= DOCUMENT TEXT =
Nasi padang, sometimes referred to as Padang rice, is a Minangkabau dish of steamed rice served with various choices of pre-cooked dishes originating from West Sumatra, Indonesia. It is named after the city of Padang, capital of the West Sumatra province. A miniature banquet of meats, fish, vegetables, and spicy sambals eaten with plain white rice, it is Sumatra's most famous export and the Minangkabau people's primary contribution to Indonesian cuisine.

A Padang restaurant is usually easily distinguishable with its Rumah Gadang-style facade and typical window display. Such displays usually consist of stages and rows of carefully arranged stacked bowls and plates filled with various dishes. Padang restaurants, especially smaller ones, will usually bear names in the Minang language.

Nasi padang is a vital part of the Indonesian workers' lunch break in urban areas. When nasi padang prices in the Greater Jakarta area were raised in 2016, municipal civil servants demanded the uang lauk pauk (food allowance, a component of civil servants' salary) to be raised as well.

Nasi padang is found in various cities in Sumatra, Java, Kalimantan, Sulawesi, Nusa Tenggara, and Papua as well as neighboring countries Malaysia, Singapore, and Australia.

Serving
In Padang restaurants, there are two methods of serving: pesan (ordering) and hidang (serve) method.

= GIVEN EXERCISE 1 =
Answer from the nasi padang text:
(a) Which city is the dish named after?
(b) After nasi padang prices rose in the Greater Jakarta area in 2016, what did municipal civil servants want raised?
(c) Which neighboring countries does the text list as places where nasi padang is found?
= GIVEN EXERCISE 2 =
Carry the nasi padang text forward from its final sentence.

= AVAILABLE DATA =
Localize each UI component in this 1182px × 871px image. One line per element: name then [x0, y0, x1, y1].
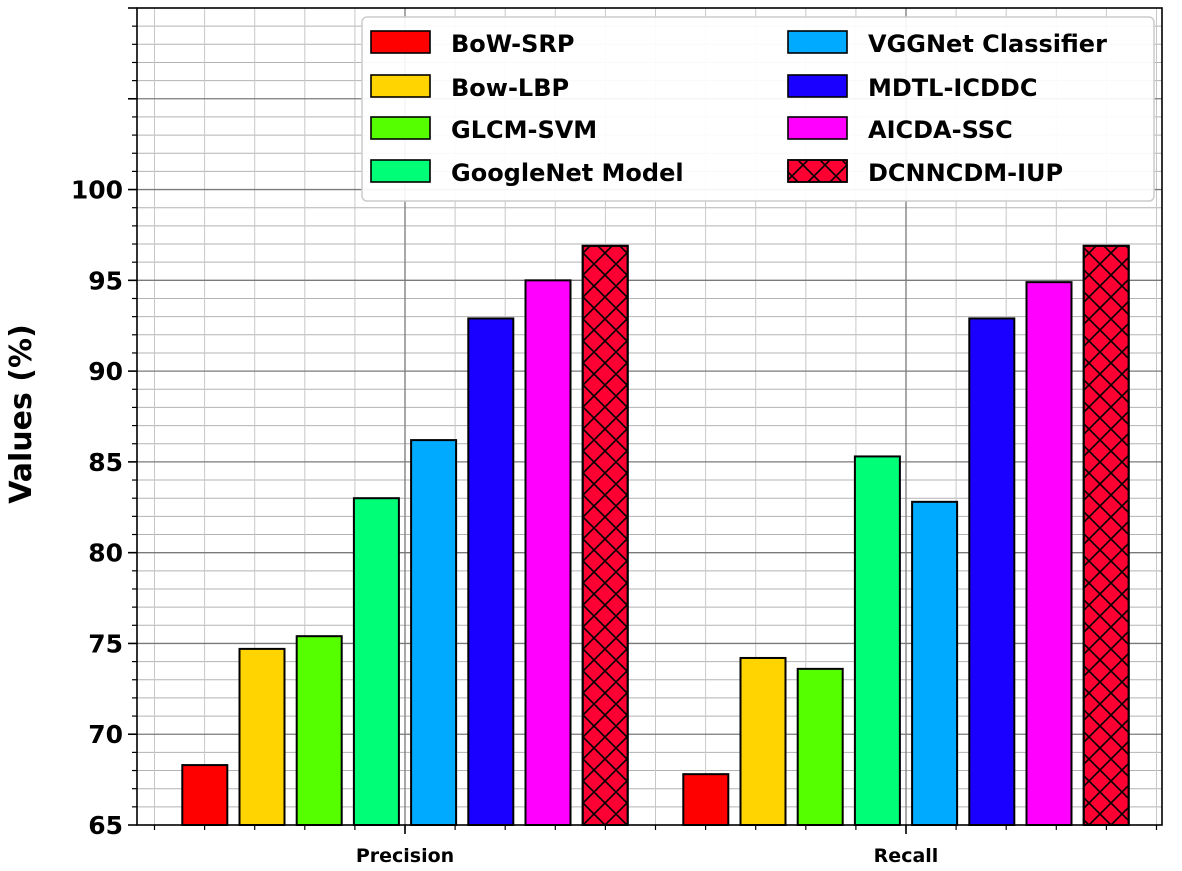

= EXERCISE OUTPUT 1 =
(a) Padang, the capital of the West Sumatra province.
(b) The uang lauk pauk, the food allowance that is part of a civil servant's salary.
(c) Malaysia, Singapore, and Australia.

= EXERCISE OUTPUT 2 =
Pesan, the most common method, usually employed by small restaurants with one or two customers ordering at a time, involves the customer examining the window display and choosing each desired dish, ordering directly from the attendant. 

In larger restaurants, the festive hidang method is usually employed. This mini banquet is most suitable for dining in a group. After being seated, patrons are served (without prompt) a set of dishes by waiters whose arms are stacked with plates. The dishes, usually numbering a dozen, typically includes beef rendang, curried fish, stewed greens, chili eggplant, curried beef liver, tripe, intestines or foot tendons, fried beef lung, fried chicken, and sambal, the spicy sauces ubiquitous at Indonesian tables.

Nasi padang served this way is akin to an at-your-table, by-the-plate buffet. Customers only pay for what they have consumed from this array.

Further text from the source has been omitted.